↓↓↓

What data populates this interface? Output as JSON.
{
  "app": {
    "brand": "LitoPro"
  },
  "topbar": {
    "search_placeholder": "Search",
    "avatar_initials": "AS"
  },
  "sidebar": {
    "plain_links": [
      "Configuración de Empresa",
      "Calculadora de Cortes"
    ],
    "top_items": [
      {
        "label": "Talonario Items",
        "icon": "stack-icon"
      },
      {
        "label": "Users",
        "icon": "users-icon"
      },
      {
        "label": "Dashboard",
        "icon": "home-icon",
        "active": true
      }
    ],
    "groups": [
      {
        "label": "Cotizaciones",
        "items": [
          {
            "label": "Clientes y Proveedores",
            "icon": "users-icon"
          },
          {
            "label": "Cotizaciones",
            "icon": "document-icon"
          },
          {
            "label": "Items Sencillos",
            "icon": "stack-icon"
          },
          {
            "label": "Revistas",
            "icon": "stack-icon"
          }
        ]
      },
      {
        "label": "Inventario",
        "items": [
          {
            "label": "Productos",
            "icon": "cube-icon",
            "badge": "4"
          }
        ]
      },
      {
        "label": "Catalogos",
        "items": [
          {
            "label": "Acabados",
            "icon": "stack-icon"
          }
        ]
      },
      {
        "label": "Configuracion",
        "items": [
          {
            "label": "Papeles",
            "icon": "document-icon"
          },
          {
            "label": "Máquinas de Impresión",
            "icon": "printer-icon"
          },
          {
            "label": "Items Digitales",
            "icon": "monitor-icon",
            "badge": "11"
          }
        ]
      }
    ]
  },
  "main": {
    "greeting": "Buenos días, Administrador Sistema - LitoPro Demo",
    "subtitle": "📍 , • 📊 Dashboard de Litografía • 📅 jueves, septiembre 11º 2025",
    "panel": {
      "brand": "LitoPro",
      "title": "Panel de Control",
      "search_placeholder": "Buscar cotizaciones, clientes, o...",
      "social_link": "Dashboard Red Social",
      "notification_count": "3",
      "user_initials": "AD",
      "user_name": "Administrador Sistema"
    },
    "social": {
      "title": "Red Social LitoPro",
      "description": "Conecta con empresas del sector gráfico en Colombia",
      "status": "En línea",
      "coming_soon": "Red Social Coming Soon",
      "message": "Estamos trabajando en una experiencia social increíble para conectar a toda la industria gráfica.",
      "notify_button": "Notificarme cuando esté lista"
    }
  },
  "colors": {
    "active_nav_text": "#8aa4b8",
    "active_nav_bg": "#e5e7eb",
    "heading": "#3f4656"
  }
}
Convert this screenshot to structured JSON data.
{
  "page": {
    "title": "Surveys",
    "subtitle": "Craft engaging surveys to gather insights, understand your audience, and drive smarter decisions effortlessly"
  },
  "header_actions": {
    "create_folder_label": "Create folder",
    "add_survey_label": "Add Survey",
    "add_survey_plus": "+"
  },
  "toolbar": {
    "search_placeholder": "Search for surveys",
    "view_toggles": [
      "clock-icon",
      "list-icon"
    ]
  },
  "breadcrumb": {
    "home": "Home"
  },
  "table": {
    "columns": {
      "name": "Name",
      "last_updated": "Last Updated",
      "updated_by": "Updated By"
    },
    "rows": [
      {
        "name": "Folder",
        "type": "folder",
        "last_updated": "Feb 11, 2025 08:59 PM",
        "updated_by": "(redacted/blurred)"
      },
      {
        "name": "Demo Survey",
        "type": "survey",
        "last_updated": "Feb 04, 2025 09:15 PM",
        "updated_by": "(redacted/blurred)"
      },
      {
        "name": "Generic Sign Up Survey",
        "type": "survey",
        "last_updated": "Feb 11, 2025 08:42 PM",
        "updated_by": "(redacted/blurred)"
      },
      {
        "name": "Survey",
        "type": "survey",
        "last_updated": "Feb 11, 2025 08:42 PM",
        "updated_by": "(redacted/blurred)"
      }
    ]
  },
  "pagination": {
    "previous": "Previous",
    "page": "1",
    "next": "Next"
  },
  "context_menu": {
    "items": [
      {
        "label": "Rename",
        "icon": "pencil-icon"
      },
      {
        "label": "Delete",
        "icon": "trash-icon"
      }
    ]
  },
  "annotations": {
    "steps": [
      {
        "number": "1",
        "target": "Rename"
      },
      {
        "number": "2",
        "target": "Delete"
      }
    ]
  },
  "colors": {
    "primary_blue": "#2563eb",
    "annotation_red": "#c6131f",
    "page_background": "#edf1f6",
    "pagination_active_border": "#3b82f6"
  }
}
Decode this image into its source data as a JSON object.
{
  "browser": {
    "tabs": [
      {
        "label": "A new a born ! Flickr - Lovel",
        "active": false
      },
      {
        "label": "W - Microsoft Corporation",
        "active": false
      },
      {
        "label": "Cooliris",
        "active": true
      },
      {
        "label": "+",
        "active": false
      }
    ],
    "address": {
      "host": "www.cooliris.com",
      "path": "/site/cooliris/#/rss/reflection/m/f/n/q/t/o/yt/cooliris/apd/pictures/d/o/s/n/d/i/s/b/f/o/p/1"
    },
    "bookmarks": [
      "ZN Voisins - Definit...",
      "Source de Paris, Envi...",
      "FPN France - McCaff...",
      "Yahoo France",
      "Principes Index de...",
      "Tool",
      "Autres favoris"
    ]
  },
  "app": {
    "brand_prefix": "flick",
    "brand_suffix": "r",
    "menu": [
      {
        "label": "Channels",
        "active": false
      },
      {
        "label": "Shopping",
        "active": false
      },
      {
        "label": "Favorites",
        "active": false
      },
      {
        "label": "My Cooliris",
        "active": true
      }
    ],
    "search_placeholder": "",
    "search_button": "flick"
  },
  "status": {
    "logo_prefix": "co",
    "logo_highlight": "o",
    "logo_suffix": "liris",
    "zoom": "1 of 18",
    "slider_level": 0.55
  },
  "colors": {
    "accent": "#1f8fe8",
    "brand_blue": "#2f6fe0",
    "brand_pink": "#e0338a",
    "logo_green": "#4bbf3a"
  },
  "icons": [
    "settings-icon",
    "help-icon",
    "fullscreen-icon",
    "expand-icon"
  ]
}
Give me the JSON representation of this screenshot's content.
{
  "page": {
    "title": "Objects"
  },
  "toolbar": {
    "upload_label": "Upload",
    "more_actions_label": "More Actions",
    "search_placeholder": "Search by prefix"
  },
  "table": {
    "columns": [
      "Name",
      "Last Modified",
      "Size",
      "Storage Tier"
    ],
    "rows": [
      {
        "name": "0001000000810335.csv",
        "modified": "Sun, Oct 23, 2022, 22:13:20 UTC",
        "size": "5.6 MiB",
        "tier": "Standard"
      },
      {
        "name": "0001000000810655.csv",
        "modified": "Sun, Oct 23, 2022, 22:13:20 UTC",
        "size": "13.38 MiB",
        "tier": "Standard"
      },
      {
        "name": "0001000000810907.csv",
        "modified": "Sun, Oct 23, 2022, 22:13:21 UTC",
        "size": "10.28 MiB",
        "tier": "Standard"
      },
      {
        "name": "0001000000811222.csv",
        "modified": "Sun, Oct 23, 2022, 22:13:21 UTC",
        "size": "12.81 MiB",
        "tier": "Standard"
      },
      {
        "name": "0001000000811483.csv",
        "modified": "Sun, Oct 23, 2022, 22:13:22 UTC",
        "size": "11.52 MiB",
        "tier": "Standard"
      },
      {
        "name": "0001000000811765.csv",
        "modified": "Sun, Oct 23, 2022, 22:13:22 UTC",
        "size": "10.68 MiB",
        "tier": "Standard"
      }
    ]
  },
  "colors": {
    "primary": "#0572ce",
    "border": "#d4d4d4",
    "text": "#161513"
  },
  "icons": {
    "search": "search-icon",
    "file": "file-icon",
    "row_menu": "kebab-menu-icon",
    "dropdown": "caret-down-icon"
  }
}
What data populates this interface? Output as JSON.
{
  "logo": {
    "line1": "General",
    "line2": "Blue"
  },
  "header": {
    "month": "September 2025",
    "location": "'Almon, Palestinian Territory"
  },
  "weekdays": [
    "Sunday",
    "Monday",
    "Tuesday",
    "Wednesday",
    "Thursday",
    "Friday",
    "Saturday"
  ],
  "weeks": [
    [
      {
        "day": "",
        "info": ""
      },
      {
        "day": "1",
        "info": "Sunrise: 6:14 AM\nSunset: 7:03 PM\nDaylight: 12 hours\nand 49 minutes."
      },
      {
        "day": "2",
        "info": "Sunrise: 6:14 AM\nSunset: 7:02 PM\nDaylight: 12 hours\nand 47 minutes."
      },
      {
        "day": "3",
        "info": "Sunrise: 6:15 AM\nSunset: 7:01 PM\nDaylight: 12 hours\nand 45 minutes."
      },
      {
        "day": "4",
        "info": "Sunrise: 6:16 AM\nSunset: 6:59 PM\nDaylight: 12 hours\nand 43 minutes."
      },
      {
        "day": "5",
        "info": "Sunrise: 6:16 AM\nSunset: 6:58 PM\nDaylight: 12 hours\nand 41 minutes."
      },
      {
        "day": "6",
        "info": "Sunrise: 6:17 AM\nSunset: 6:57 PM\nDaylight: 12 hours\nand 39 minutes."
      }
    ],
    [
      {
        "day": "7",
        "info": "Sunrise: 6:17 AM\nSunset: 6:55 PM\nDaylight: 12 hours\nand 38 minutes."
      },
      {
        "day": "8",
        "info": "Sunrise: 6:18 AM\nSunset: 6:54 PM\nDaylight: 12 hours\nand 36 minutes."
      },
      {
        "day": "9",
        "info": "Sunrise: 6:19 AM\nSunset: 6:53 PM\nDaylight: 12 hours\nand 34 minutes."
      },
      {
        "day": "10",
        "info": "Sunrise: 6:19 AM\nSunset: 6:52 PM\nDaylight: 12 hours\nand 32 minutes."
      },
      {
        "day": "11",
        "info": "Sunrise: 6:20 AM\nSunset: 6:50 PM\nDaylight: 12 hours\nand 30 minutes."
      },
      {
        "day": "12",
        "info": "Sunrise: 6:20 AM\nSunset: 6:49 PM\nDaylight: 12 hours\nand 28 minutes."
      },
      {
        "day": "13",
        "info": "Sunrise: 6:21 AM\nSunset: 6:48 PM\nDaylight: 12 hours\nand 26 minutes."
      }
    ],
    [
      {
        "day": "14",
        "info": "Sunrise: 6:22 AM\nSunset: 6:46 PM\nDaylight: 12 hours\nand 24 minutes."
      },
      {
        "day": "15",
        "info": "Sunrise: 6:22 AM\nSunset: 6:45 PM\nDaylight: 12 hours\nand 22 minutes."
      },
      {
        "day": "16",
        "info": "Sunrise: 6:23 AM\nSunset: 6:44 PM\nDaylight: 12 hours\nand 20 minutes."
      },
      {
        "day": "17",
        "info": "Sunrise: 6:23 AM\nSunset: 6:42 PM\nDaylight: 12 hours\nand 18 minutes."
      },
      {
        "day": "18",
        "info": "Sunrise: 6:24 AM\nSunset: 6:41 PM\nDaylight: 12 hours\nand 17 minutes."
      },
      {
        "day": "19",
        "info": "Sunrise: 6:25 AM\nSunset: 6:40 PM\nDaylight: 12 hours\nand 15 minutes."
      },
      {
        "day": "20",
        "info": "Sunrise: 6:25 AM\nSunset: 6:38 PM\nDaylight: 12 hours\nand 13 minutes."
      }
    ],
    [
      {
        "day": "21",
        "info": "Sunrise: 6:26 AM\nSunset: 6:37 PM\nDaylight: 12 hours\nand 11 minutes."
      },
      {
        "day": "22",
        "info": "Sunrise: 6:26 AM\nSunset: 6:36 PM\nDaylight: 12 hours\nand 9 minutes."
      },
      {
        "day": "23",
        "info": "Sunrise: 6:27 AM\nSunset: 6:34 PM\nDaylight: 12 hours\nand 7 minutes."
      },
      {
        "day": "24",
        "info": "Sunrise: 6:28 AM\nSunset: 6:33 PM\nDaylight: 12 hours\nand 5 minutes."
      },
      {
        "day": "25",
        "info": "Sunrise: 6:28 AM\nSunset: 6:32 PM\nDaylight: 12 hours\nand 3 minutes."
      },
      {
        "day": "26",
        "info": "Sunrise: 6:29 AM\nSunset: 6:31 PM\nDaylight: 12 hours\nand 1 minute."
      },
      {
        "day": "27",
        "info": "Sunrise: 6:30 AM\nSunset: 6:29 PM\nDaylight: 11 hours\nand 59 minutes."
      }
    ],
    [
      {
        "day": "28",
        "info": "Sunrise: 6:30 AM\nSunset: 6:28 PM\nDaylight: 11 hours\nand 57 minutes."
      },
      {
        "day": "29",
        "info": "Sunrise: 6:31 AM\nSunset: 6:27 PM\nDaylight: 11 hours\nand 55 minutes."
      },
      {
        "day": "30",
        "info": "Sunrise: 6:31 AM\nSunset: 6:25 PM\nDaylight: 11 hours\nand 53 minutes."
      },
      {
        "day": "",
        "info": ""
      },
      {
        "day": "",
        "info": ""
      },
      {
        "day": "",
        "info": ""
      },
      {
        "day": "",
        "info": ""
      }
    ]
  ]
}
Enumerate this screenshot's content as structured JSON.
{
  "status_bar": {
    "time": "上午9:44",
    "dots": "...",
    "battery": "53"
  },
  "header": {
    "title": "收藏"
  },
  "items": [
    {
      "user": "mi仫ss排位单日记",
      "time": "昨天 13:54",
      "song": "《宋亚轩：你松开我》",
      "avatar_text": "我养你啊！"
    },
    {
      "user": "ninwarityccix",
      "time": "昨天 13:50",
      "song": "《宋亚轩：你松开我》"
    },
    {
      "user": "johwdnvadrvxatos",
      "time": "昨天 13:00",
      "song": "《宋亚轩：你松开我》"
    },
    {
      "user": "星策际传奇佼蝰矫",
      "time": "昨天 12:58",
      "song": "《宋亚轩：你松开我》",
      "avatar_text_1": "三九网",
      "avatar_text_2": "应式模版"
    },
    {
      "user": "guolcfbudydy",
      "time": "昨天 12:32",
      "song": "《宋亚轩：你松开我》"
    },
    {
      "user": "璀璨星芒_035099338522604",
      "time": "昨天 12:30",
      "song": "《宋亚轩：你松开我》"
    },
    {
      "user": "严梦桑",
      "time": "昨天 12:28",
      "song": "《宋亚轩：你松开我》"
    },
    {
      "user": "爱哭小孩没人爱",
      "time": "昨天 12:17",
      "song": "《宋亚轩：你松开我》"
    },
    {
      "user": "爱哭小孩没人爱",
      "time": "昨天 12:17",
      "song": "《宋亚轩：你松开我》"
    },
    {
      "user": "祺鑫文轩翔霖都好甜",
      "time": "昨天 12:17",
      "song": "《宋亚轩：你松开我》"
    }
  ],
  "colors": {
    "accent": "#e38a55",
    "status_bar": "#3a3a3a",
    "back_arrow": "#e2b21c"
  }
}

↑↑↑

• [What you should do] For each line of the entries that includes "structured", show that line.

• [Final result]
Convert this screenshot to structured JSON data.
Enumerate this screenshot's content as structured JSON.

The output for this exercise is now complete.